> _Request_: What is the number of lines in the data holding the word "this"? Give that number by itself.

> _Exercise materials_:

+++

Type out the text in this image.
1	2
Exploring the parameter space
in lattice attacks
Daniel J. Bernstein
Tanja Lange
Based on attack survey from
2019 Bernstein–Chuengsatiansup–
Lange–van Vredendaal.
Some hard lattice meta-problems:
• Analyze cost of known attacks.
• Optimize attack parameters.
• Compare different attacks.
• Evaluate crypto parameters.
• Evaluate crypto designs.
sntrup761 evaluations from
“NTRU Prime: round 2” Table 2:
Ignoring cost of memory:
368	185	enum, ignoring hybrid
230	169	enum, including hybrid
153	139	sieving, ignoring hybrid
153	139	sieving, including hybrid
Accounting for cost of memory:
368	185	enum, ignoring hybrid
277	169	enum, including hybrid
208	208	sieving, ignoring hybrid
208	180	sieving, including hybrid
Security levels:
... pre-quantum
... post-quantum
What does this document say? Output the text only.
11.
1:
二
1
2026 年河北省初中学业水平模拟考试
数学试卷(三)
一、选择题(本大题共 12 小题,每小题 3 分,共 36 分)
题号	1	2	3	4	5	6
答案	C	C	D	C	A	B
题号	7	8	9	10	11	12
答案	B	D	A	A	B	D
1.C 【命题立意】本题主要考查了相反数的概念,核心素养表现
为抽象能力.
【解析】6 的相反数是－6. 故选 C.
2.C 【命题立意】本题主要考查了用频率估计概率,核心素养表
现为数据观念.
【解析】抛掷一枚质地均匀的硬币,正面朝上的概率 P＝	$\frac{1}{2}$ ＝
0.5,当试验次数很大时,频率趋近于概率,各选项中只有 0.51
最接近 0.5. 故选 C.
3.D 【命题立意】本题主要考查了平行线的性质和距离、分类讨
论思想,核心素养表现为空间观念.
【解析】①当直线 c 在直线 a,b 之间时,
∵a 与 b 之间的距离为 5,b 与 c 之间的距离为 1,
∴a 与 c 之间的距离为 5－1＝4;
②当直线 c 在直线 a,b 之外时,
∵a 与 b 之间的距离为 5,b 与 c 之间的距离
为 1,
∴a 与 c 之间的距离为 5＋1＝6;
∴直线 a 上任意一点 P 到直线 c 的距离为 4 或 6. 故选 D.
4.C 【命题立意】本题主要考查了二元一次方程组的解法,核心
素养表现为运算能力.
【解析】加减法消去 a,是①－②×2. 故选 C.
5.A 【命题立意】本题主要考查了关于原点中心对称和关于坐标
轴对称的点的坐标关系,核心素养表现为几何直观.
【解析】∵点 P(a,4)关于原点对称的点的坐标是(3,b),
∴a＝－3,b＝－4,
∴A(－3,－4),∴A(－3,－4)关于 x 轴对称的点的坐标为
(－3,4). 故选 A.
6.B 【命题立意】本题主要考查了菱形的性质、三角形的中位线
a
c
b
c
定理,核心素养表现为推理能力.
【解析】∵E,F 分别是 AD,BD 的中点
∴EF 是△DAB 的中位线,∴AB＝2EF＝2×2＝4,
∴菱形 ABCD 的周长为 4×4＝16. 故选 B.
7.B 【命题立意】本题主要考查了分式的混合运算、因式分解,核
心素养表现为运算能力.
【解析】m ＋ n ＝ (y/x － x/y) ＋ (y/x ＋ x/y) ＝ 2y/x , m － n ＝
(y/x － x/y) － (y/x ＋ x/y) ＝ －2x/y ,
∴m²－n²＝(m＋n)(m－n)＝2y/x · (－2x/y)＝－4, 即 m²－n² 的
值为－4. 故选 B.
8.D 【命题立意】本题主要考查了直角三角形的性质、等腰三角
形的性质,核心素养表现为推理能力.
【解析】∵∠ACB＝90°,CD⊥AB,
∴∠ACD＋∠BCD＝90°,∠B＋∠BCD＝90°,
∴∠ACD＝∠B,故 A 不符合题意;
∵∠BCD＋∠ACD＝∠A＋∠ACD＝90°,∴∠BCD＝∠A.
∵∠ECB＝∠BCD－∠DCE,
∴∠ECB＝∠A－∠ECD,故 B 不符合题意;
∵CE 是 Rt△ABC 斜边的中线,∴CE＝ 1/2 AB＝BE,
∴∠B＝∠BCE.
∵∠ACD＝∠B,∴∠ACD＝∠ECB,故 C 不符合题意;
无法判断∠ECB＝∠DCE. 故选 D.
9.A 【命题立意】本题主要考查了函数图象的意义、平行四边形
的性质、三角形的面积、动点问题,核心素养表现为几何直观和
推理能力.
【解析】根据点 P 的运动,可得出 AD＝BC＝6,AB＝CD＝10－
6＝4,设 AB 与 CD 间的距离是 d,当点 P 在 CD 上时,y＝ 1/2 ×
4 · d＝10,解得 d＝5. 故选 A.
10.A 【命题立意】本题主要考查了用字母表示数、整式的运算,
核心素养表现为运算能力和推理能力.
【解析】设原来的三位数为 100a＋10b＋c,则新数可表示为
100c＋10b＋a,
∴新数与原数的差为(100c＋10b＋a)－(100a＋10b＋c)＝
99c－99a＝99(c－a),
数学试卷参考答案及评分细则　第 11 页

+++

> _Completed task_: 2